Return all entries precisely as they stand, without the images.

————

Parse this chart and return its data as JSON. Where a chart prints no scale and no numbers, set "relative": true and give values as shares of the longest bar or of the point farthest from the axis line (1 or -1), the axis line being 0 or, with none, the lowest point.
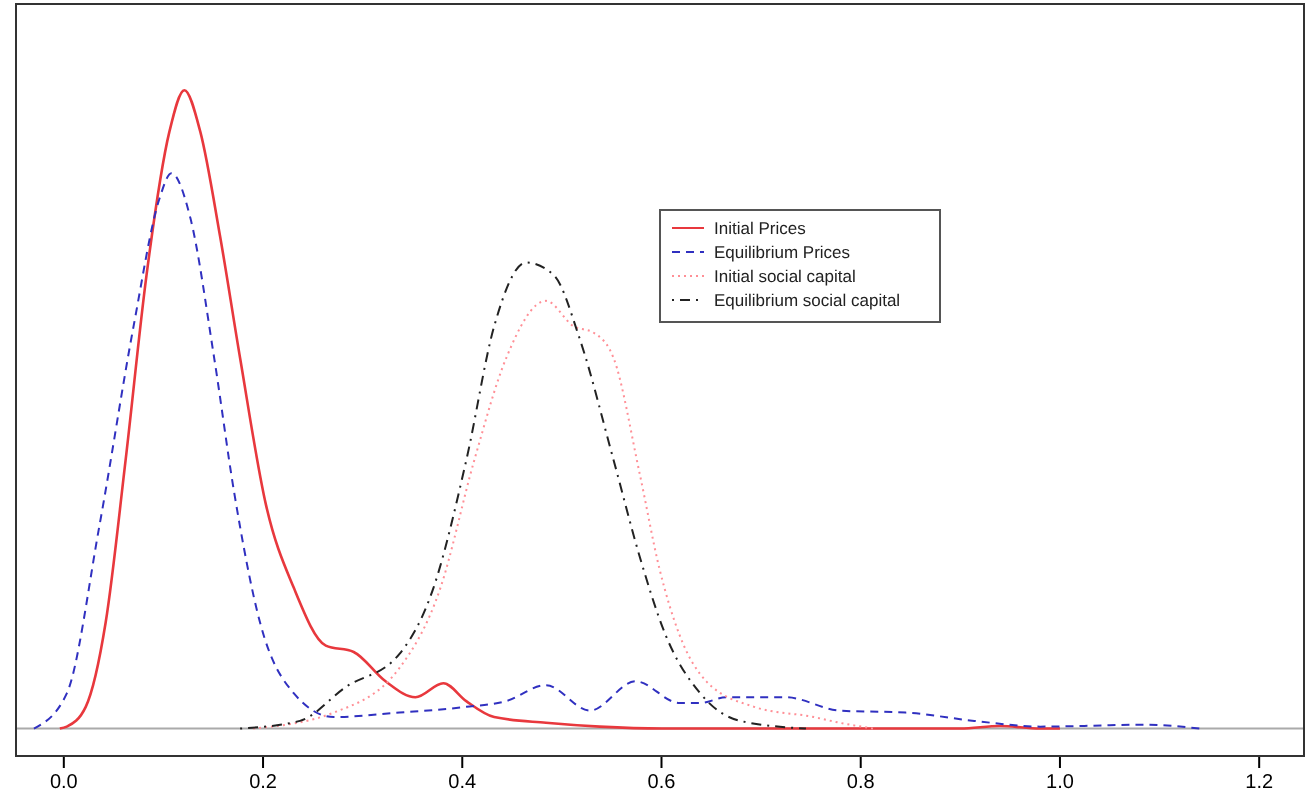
{
  "chart_data": {
    "type": "line",
    "relative": true,
    "xlim": [
      -0.048,
      1.245
    ],
    "xticks": [
      {
        "value": 0,
        "label": "0.0"
      },
      {
        "value": 0.2,
        "label": "0.2"
      },
      {
        "value": 0.4,
        "label": "0.4"
      },
      {
        "value": 0.6,
        "label": "0.6"
      },
      {
        "value": 0.8,
        "label": "0.8"
      },
      {
        "value": 1,
        "label": "1.0"
      },
      {
        "value": 1.2,
        "label": "1.2"
      }
    ],
    "tick_labels": "x",
    "grid": false,
    "legend": "top right",
    "marker": "none",
    "series": [
      {
        "name": "Initial Prices",
        "color": "#e8383d",
        "line_style": "solid",
        "x": [
          -0.004,
          0.003,
          0.022,
          0.042,
          0.062,
          0.083,
          0.106,
          0.121,
          0.137,
          0.157,
          0.177,
          0.203,
          0.231,
          0.263,
          0.291,
          0.323,
          0.353,
          0.381,
          0.404,
          0.432,
          0.484,
          0.538,
          0.6,
          0.9,
          0.94,
          0.98,
          1.0
        ],
        "values": [
          0,
          0.003,
          0.034,
          0.166,
          0.42,
          0.71,
          0.935,
          1.0,
          0.935,
          0.77,
          0.58,
          0.35,
          0.22,
          0.13,
          0.12,
          0.074,
          0.049,
          0.071,
          0.043,
          0.018,
          0.009,
          0.003,
          0,
          0,
          0.004,
          0,
          0
        ]
      },
      {
        "name": "Equilibrium Prices",
        "color": "#3030c0",
        "line_style": "dashed",
        "x": [
          -0.03,
          0.003,
          0.036,
          0.07,
          0.096,
          0.108,
          0.127,
          0.151,
          0.171,
          0.197,
          0.231,
          0.271,
          0.337,
          0.404,
          0.444,
          0.484,
          0.528,
          0.574,
          0.618,
          0.639,
          0.665,
          0.725,
          0.779,
          0.845,
          0.914,
          0.98,
          1.086,
          1.14
        ],
        "values": [
          0,
          0.055,
          0.32,
          0.63,
          0.83,
          0.87,
          0.8,
          0.58,
          0.37,
          0.166,
          0.055,
          0.018,
          0.025,
          0.034,
          0.043,
          0.068,
          0.028,
          0.074,
          0.04,
          0.04,
          0.049,
          0.049,
          0.028,
          0.025,
          0.012,
          0.003,
          0.006,
          0
        ]
      },
      {
        "name": "Initial social capital",
        "color": "#ff8f96",
        "line_style": "dotted",
        "x": [
          0.19,
          0.271,
          0.337,
          0.378,
          0.412,
          0.444,
          0.484,
          0.512,
          0.532,
          0.552,
          0.578,
          0.598,
          0.618,
          0.645,
          0.693,
          0.753,
          0.779,
          0.813
        ],
        "values": [
          0,
          0.025,
          0.095,
          0.22,
          0.42,
          0.58,
          0.67,
          0.63,
          0.62,
          0.58,
          0.4,
          0.25,
          0.147,
          0.074,
          0.034,
          0.018,
          0.009,
          0
        ]
      },
      {
        "name": "Equilibrium social capital",
        "color": "#222222",
        "line_style": "dotdash",
        "x": [
          0.177,
          0.237,
          0.283,
          0.337,
          0.371,
          0.404,
          0.432,
          0.464,
          0.492,
          0.518,
          0.552,
          0.578,
          0.604,
          0.639,
          0.679,
          0.745
        ],
        "values": [
          0,
          0.012,
          0.065,
          0.117,
          0.22,
          0.42,
          0.63,
          0.73,
          0.71,
          0.61,
          0.42,
          0.27,
          0.147,
          0.055,
          0.012,
          0
        ]
      }
    ]
  }
}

————

ANSWER TO THIS PROBLEM:
Parse this chart and return its data as JSON. Where a chart prints no scale and no numbers, set "relative": true and give values as shares of the longest bar or of the point farthest from the axis line (1 or -1), the axis line being 0 or, with none, the lowest point.
{
  "chart_data": {
    "type": "line",
    "relative": true,
    "xlim": [
      -0.048,
      1.245
    ],
    "xticks": [
      {
        "value": 0,
        "label": "0.0"
      },
      {
        "value": 0.2,
        "label": "0.2"
      },
      {
        "value": 0.4,
        "label": "0.4"
      },
      {
        "value": 0.6,
        "label": "0.6"
      },
      {
        "value": 0.8,
        "label": "0.8"
      },
      {
        "value": 1,
        "label": "1.0"
      },
      {
        "value": 1.2,
        "label": "1.2"
      }
    ],
    "tick_labels": "x",
    "grid": false,
    "legend": "top right",
    "marker": "none",
    "series": [
      {
        "name": "Initial Prices",
        "color": "#e8383d",
        "line_style": "solid",
        "x": [
          -0.004,
          0.003,
          0.022,
          0.042,
          0.062,
          0.083,
          0.106,
          0.121,
          0.137,
          0.157,
          0.177,
          0.203,
          0.231,
          0.263,
          0.291,
          0.323,
          0.353,
          0.381,
          0.404,
          0.432,
          0.484,
          0.538,
          0.6,
          0.9,
          0.94,
          0.98,
          1.0
        ],
        "values": [
          0,
          0.003,
          0.034,
          0.166,
          0.42,
          0.71,
          0.935,
          1.0,
          0.935,
          0.77,
          0.58,
          0.35,
          0.22,
          0.13,
          0.12,
          0.074,
          0.049,
          0.071,
          0.043,
          0.018,
          0.009,
          0.003,
          0,
          0,
          0.004,
          0,
          0
        ]
      },
      {
        "name": "Equilibrium Prices",
        "color": "#3030c0",
        "line_style": "dashed",
        "x": [
          -0.03,
          0.003,
          0.036,
          0.07,
          0.096,
          0.108,
          0.127,
          0.151,
          0.171,
          0.197,
          0.231,
          0.271,
          0.337,
          0.404,
          0.444,
          0.484,
          0.528,
          0.574,
          0.618,
          0.639,
          0.665,
          0.725,
          0.779,
          0.845,
          0.914,
          0.98,
          1.086,
          1.14
        ],
        "values": [
          0,
          0.055,
          0.32,
          0.63,
          0.83,
          0.87,
          0.8,
          0.58,
          0.37,
          0.166,
          0.055,
          0.018,
          0.025,
          0.034,
          0.043,
          0.068,
          0.028,
          0.074,
          0.04,
          0.04,
          0.049,
          0.049,
          0.028,
          0.025,
          0.012,
          0.003,
          0.006,
          0
        ]
      },
      {
        "name": "Initial social capital",
        "color": "#ff8f96",
        "line_style": "dotted",
        "x": [
          0.19,
          0.271,
          0.337,
          0.378,
          0.412,
          0.444,
          0.484,
          0.512,
          0.532,
          0.552,
          0.578,
          0.598,
          0.618,
          0.645,
          0.693,
          0.753,
          0.779,
          0.813
        ],
        "values": [
          0,
          0.025,
          0.095,
          0.22,
          0.42,
          0.58,
          0.67,
          0.63,
          0.62,
          0.58,
          0.4,
          0.25,
          0.147,
          0.074,
          0.034,
          0.018,
          0.009,
          0
        ]
      },
      {
        "name": "Equilibrium social capital",
        "color": "#222222",
        "line_style": "dotdash",
        "x": [
          0.177,
          0.237,
          0.283,
          0.337,
          0.371,
          0.404,
          0.432,
          0.464,
          0.492,
          0.518,
          0.552,
          0.578,
          0.604,
          0.639,
          0.679,
          0.745
        ],
        "values": [
          0,
          0.012,
          0.065,
          0.117,
          0.22,
          0.42,
          0.63,
          0.73,
          0.71,
          0.61,
          0.42,
          0.27,
          0.147,
          0.055,
          0.012,
          0
        ]
      }
    ]
  }
}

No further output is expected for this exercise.